▶ **Record list**:
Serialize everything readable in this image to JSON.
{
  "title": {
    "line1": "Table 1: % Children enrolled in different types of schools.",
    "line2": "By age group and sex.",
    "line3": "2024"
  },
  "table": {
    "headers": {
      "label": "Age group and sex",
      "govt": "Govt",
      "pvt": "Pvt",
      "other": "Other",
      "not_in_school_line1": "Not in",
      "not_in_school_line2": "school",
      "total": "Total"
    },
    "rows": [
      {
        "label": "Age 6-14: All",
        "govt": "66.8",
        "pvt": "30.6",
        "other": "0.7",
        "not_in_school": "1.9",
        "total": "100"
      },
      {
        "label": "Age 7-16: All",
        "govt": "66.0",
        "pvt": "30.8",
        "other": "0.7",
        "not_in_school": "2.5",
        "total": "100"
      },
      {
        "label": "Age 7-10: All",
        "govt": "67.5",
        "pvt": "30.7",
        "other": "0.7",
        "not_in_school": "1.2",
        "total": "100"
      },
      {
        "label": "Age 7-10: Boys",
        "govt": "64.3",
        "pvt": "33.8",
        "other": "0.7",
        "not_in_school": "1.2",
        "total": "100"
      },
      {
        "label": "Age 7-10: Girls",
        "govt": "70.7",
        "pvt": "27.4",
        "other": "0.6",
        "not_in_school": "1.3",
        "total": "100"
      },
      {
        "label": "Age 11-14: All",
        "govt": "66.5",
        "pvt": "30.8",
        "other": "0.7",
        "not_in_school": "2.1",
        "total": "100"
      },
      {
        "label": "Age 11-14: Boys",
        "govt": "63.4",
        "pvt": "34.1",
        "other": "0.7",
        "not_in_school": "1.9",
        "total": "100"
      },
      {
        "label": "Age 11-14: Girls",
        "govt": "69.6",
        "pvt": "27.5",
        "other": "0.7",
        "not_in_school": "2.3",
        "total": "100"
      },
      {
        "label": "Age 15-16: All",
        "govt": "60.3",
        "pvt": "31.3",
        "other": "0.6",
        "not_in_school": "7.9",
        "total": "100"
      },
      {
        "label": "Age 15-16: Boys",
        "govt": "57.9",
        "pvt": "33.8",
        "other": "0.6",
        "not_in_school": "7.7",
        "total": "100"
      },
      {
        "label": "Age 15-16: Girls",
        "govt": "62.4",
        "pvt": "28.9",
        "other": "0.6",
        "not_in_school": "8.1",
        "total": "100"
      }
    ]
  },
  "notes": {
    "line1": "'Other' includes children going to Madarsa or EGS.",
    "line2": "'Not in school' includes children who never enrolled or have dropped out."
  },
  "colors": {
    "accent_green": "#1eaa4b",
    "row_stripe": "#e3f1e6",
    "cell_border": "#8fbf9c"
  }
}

▶ **Your goal**: Your task is to quote the listing above word for word.

▶ **The answer**:
Serialize everything readable in this image to JSON.
{
  "title": {
    "line1": "Table 1: % Children enrolled in different types of schools.",
    "line2": "By age group and sex.",
    "line3": "2024"
  },
  "table": {
    "headers": {
      "label": "Age group and sex",
      "govt": "Govt",
      "pvt": "Pvt",
      "other": "Other",
      "not_in_school_line1": "Not in",
      "not_in_school_line2": "school",
      "total": "Total"
    },
    "rows": [
      {
        "label": "Age 6-14: All",
        "govt": "66.8",
        "pvt": "30.6",
        "other": "0.7",
        "not_in_school": "1.9",
        "total": "100"
      },
      {
        "label": "Age 7-16: All",
        "govt": "66.0",
        "pvt": "30.8",
        "other": "0.7",
        "not_in_school": "2.5",
        "total": "100"
      },
      {
        "label": "Age 7-10: All",
        "govt": "67.5",
        "pvt": "30.7",
        "other": "0.7",
        "not_in_school": "1.2",
        "total": "100"
      },
      {
        "label": "Age 7-10: Boys",
        "govt": "64.3",
        "pvt": "33.8",
        "other": "0.7",
        "not_in_school": "1.2",
        "total": "100"
      },
      {
        "label": "Age 7-10: Girls",
        "govt": "70.7",
        "pvt": "27.4",
        "other": "0.6",
        "not_in_school": "1.3",
        "total": "100"
      },
      {
        "label": "Age 11-14: All",
        "govt": "66.5",
        "pvt": "30.8",
        "other": "0.7",
        "not_in_school": "2.1",
        "total": "100"
      },
      {
        "label": "Age 11-14: Boys",
        "govt": "63.4",
        "pvt": "34.1",
        "other": "0.7",
        "not_in_school": "1.9",
        "total": "100"
      },
      {
        "label": "Age 11-14: Girls",
        "govt": "69.6",
        "pvt": "27.5",
        "other": "0.7",
        "not_in_school": "2.3",
        "total": "100"
      },
      {
        "label": "Age 15-16: All",
        "govt": "60.3",
        "pvt": "31.3",
        "other": "0.6",
        "not_in_school": "7.9",
        "total": "100"
      },
      {
        "label": "Age 15-16: Boys",
        "govt": "57.9",
        "pvt": "33.8",
        "other": "0.6",
        "not_in_school": "7.7",
        "total": "100"
      },
      {
        "label": "Age 15-16: Girls",
        "govt": "62.4",
        "pvt": "28.9",
        "other": "0.6",
        "not_in_school": "8.1",
        "total": "100"
      }
    ]
  },
  "notes": {
    "line1": "'Other' includes children going to Madarsa or EGS.",
    "line2": "'Not in school' includes children who never enrolled or have dropped out."
  },
  "colors": {
    "accent_green": "#1eaa4b",
    "row_stripe": "#e3f1e6",
    "cell_border": "#8fbf9c"
  }
}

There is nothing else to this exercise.